AIM OF THE EXERCISE: Identify the lines that contain the word "прибытия", then copy them.

— Start RECORD EXTRACTS —

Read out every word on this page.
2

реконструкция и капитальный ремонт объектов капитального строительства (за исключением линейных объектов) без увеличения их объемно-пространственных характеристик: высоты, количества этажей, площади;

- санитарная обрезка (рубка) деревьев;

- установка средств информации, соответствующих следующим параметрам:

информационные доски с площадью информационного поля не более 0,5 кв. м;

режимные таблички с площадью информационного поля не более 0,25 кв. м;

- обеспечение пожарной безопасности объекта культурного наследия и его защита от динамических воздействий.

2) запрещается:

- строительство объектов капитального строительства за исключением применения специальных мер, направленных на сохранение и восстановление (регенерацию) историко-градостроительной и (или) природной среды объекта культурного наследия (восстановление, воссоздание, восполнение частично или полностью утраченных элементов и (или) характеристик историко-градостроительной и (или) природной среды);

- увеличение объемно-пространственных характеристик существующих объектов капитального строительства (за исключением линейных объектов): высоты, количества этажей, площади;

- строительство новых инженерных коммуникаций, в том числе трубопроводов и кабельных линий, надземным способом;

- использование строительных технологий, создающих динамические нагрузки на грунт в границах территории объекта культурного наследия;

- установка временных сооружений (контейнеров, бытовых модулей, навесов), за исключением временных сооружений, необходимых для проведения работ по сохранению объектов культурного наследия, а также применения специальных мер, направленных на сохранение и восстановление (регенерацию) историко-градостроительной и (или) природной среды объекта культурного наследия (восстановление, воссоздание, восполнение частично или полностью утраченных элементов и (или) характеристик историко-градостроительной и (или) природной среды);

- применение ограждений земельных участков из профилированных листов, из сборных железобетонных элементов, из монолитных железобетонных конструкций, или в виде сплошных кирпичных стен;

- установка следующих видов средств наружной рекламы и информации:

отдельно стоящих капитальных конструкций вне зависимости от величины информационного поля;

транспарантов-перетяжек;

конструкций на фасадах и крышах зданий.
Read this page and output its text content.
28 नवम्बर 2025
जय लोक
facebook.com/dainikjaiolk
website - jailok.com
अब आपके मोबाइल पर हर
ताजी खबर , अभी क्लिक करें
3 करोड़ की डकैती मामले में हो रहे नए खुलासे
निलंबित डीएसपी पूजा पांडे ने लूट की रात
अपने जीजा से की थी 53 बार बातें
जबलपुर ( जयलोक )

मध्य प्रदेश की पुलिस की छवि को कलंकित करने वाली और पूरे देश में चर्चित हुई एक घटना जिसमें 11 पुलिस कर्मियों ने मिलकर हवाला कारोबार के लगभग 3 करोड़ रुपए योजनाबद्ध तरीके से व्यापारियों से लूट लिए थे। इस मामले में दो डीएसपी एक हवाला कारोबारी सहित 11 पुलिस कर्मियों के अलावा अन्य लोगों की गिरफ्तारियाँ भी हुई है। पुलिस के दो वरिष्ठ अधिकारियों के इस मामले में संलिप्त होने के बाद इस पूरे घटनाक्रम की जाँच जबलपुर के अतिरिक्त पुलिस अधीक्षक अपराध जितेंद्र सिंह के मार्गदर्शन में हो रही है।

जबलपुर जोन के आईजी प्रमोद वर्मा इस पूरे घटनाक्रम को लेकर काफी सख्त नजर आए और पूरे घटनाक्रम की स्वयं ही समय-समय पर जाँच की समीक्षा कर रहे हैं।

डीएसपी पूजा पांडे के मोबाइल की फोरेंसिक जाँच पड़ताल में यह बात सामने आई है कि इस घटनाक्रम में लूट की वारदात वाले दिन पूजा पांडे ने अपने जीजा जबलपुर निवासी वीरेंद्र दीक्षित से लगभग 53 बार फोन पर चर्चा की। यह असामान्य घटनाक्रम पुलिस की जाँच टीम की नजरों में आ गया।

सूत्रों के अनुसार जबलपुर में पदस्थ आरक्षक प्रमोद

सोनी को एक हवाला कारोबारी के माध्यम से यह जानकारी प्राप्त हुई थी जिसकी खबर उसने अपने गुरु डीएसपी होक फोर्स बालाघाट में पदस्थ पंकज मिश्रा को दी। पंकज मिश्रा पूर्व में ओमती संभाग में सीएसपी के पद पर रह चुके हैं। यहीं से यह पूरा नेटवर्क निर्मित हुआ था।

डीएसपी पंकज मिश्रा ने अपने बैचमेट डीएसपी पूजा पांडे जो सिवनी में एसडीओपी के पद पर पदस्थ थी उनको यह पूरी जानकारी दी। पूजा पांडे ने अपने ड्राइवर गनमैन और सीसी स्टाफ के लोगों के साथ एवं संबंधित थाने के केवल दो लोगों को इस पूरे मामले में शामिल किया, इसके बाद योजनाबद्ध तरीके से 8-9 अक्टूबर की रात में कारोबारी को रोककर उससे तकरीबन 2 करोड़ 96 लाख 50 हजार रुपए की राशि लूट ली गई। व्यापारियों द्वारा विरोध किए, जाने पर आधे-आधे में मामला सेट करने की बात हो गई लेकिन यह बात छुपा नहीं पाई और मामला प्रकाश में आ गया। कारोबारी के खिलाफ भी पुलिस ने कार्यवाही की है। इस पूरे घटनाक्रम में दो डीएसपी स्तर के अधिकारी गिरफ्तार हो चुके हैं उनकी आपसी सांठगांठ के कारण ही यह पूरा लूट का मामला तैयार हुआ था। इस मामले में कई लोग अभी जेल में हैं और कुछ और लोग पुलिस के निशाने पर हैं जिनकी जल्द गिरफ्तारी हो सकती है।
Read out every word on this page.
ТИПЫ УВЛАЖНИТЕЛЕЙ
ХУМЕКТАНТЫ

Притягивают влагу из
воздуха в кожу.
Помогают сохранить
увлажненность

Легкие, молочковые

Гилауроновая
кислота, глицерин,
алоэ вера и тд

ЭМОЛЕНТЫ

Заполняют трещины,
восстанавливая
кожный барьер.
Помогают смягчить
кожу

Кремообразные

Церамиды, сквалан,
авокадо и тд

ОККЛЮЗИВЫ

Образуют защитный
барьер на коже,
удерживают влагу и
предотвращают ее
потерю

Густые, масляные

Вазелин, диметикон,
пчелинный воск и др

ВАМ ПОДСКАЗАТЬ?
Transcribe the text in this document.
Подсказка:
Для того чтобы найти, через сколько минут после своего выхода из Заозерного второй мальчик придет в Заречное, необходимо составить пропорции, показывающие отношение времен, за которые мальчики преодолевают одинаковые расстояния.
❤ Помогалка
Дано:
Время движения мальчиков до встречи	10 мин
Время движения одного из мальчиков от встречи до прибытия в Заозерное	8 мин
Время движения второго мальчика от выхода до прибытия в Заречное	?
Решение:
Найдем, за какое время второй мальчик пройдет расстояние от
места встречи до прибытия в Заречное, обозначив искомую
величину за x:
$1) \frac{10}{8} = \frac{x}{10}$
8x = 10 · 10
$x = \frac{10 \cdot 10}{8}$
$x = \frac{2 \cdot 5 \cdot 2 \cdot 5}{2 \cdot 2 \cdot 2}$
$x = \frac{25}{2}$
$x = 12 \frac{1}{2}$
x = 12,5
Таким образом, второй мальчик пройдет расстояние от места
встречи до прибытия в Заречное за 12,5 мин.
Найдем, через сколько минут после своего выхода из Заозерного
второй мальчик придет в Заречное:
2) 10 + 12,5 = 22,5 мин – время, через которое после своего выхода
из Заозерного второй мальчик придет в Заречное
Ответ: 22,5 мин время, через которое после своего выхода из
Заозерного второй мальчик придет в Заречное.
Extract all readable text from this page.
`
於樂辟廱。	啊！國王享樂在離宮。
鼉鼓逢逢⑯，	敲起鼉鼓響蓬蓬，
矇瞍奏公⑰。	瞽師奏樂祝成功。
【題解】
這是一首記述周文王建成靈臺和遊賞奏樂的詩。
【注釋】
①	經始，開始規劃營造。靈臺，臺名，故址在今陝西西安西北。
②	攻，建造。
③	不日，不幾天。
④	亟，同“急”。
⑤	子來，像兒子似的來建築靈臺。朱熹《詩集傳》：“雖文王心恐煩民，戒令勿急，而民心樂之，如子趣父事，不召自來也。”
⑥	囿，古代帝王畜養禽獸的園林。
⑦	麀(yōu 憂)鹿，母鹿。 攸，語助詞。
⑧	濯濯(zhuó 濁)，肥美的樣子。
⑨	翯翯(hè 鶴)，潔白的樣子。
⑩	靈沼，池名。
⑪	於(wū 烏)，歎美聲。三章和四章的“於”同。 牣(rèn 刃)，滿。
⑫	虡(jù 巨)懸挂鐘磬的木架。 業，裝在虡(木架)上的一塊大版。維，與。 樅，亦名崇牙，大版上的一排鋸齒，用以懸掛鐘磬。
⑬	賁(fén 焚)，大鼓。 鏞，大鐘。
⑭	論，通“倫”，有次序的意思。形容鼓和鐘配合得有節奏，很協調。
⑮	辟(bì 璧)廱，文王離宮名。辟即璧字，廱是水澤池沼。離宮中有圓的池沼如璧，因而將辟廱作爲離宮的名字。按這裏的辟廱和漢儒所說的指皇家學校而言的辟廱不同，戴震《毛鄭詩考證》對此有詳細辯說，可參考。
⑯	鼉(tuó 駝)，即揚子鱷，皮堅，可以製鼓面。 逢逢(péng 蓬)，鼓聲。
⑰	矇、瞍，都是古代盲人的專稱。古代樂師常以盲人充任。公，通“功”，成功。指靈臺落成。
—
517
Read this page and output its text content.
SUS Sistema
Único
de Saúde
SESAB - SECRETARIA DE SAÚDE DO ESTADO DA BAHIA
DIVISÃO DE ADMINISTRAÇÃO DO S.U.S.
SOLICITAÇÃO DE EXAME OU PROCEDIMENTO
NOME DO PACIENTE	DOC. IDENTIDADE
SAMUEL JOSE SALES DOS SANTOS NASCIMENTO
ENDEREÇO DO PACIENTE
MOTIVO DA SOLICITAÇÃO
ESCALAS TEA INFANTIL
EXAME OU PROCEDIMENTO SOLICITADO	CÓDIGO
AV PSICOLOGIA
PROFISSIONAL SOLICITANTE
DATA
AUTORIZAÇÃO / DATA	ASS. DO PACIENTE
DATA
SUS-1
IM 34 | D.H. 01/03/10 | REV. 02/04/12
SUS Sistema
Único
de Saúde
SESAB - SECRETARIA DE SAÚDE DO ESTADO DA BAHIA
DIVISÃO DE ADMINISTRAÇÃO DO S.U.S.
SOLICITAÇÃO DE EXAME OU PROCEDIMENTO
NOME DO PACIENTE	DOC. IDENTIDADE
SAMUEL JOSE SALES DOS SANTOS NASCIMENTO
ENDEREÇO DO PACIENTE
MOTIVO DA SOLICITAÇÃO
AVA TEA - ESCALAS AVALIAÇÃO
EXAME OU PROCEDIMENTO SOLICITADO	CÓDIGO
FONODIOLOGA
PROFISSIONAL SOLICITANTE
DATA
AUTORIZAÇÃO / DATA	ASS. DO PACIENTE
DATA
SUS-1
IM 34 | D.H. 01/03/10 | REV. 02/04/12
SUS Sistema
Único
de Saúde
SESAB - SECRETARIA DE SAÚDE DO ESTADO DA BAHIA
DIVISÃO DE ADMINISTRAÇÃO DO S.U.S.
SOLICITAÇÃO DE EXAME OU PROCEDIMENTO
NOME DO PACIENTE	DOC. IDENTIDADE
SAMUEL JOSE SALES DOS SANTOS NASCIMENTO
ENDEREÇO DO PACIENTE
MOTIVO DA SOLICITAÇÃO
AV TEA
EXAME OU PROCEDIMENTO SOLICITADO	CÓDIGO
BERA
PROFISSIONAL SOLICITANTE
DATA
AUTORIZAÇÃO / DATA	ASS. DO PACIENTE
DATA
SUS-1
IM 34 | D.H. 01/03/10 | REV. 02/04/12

— End RECORD EXTRACTS —

WRITTEN SOLUTION:
Время движения одного из мальчиков от встречи до прибытия в Заозерное	8 мин
Время движения второго мальчика от выхода до прибытия в Заречное	?
места встречи до прибытия в Заречное, обозначив искомую
встречи до прибытия в Заречное за 12,5 мин.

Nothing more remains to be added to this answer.